### Dataset ###
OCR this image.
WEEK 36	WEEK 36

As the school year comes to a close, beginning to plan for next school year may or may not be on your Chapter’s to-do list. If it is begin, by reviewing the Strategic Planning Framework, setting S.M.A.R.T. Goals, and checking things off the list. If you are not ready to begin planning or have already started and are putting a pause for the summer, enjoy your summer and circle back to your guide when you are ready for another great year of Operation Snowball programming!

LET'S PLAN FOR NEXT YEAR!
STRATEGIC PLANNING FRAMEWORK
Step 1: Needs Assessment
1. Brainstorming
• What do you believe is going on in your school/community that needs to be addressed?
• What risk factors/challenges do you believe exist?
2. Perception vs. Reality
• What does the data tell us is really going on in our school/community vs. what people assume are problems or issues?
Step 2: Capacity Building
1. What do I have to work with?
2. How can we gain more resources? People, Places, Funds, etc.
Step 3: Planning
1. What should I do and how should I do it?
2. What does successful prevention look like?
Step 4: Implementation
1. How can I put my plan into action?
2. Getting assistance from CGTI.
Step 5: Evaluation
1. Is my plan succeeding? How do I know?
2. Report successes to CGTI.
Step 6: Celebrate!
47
###
→ To do:
Recopy the whole listing exactly.

→ Answer to the problem:
OCR this image.
WEEK 36	WEEK 36

As the school year comes to a close, beginning to plan for next school year may or may not be on your Chapter’s to-do list. If it is begin, by reviewing the Strategic Planning Framework, setting S.M.A.R.T. Goals, and checking things off the list. If you are not ready to begin planning or have already started and are putting a pause for the summer, enjoy your summer and circle back to your guide when you are ready for another great year of Operation Snowball programming!

LET'S PLAN FOR NEXT YEAR!
STRATEGIC PLANNING FRAMEWORK
Step 1: Needs Assessment
1. Brainstorming
• What do you believe is going on in your school/community that needs to be addressed?
• What risk factors/challenges do you believe exist?
2. Perception vs. Reality
• What does the data tell us is really going on in our school/community vs. what people assume are problems or issues?
Step 2: Capacity Building
1. What do I have to work with?
2. How can we gain more resources? People, Places, Funds, etc.
Step 3: Planning
1. What should I do and how should I do it?
2. What does successful prevention look like?
Step 4: Implementation
1. How can I put my plan into action?
2. Getting assistance from CGTI.
Step 5: Evaluation
1. Is my plan succeeding? How do I know?
2. Report successes to CGTI.
Step 6: Celebrate!
47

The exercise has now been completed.